◆ PROMPT ◆
Scan the entries below and extract each line with the word "jaren" in it.

□ □ □ □ □ □ □

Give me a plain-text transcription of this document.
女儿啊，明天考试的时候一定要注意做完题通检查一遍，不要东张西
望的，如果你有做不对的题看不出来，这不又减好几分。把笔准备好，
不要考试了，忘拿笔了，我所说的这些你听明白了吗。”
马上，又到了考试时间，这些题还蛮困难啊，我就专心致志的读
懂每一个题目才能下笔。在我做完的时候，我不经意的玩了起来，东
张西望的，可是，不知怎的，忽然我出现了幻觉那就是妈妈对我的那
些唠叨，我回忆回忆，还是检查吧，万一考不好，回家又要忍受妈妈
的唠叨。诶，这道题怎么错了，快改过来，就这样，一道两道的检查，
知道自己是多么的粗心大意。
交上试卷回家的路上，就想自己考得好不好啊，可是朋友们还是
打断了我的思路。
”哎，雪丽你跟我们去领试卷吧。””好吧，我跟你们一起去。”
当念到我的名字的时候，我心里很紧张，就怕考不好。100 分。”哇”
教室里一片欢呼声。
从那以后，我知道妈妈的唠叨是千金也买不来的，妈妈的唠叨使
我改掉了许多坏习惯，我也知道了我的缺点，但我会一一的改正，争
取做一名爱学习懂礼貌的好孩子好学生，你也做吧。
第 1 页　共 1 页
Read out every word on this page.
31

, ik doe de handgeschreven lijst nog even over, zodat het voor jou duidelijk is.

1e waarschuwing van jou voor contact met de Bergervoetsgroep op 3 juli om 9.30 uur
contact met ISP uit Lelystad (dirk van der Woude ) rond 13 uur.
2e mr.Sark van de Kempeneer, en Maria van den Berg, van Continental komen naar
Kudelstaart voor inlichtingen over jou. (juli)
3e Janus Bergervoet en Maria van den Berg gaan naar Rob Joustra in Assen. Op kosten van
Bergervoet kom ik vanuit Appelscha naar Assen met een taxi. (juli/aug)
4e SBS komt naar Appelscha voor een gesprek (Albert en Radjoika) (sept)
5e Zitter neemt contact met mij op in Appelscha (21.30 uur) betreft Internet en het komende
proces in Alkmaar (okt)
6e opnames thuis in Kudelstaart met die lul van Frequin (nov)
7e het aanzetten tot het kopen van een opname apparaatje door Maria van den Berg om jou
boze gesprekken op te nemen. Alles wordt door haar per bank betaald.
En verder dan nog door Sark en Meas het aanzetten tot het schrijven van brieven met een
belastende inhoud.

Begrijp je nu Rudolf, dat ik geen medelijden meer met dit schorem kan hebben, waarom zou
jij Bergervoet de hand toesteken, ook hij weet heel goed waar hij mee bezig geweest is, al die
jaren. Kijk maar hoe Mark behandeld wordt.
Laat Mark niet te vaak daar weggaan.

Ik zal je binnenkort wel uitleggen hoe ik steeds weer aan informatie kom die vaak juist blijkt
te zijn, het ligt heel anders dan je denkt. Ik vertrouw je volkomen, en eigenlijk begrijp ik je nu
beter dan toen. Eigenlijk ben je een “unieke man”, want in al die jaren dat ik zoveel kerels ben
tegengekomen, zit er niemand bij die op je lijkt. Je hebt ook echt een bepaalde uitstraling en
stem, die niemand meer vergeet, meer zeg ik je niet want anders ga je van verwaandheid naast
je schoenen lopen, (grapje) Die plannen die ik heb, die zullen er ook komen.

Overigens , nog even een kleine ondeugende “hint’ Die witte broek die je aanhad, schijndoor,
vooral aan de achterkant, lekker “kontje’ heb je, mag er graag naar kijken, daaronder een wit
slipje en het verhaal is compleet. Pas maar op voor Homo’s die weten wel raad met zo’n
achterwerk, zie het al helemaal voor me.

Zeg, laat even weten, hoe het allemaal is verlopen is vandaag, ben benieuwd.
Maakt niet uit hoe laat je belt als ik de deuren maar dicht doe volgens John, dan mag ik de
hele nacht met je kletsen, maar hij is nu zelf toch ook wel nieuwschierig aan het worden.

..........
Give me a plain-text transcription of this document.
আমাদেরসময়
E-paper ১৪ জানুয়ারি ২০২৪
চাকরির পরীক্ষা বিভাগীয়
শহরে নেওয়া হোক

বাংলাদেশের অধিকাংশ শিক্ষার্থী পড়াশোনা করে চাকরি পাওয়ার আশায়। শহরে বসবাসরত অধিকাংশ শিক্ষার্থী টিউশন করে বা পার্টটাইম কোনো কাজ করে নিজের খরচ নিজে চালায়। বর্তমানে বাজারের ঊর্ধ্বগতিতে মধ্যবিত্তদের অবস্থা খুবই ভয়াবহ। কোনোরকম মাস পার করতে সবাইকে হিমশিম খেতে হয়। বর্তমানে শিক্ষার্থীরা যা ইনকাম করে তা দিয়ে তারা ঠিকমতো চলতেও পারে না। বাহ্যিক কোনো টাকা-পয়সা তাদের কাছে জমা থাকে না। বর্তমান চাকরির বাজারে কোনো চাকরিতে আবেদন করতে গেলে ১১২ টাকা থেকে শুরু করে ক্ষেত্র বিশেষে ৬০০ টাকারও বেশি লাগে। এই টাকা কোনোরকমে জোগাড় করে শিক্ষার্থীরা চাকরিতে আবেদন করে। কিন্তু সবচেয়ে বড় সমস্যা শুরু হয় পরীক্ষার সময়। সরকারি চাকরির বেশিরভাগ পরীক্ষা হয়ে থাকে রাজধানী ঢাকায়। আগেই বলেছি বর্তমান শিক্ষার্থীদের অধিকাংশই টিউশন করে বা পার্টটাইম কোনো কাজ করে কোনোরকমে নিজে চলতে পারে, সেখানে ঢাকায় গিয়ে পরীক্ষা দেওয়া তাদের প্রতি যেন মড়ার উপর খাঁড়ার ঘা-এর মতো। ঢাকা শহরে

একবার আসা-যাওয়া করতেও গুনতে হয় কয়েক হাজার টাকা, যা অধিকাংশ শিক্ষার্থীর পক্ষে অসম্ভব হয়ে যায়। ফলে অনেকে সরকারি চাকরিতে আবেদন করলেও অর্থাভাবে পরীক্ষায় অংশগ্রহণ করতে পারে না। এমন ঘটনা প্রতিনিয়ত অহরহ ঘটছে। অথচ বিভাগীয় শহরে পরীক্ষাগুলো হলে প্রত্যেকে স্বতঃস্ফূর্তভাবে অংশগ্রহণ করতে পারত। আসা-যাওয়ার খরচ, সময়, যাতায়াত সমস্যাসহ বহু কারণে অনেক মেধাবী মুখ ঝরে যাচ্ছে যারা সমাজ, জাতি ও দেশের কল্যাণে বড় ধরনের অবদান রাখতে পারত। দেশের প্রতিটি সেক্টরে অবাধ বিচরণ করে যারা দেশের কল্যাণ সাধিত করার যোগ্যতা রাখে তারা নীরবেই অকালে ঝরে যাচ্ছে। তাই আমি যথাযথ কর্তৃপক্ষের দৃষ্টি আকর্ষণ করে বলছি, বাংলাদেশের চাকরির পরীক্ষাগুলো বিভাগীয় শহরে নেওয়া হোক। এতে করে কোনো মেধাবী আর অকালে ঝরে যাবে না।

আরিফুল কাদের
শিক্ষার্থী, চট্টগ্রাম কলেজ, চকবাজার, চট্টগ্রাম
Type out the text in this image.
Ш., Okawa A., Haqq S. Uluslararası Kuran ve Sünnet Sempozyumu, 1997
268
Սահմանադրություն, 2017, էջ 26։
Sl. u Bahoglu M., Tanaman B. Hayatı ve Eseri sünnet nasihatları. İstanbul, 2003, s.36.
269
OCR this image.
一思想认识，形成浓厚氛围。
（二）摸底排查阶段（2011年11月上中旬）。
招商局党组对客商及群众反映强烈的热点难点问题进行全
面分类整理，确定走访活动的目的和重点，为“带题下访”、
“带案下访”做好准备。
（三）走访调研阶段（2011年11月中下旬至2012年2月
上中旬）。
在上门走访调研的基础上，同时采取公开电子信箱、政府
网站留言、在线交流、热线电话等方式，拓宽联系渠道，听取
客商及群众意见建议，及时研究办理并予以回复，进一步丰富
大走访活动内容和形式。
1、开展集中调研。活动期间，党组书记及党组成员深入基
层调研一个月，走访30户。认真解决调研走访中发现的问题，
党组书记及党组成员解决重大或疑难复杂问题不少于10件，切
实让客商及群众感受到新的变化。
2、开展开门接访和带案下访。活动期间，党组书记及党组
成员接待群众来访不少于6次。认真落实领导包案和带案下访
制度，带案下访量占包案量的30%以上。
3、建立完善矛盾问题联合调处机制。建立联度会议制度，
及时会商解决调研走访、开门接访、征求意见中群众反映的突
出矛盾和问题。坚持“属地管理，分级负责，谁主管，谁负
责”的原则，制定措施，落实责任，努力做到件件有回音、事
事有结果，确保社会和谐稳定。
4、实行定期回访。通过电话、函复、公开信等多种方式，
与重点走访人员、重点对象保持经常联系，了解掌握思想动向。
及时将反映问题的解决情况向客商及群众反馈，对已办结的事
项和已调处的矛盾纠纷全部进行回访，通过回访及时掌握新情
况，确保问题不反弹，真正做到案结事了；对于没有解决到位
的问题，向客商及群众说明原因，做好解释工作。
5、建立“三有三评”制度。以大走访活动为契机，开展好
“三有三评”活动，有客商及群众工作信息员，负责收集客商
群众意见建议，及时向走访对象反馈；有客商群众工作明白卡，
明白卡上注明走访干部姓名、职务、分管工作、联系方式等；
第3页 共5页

□ □ □ □ □ □ □

◆ RESPONSE BELOW ◆
jaren. Kijk maar hoe Mark behandeld wordt.
beter dan toen. Eigenlijk ben je een “unieke man”, want in al die jaren dat ik zoveel kerels ben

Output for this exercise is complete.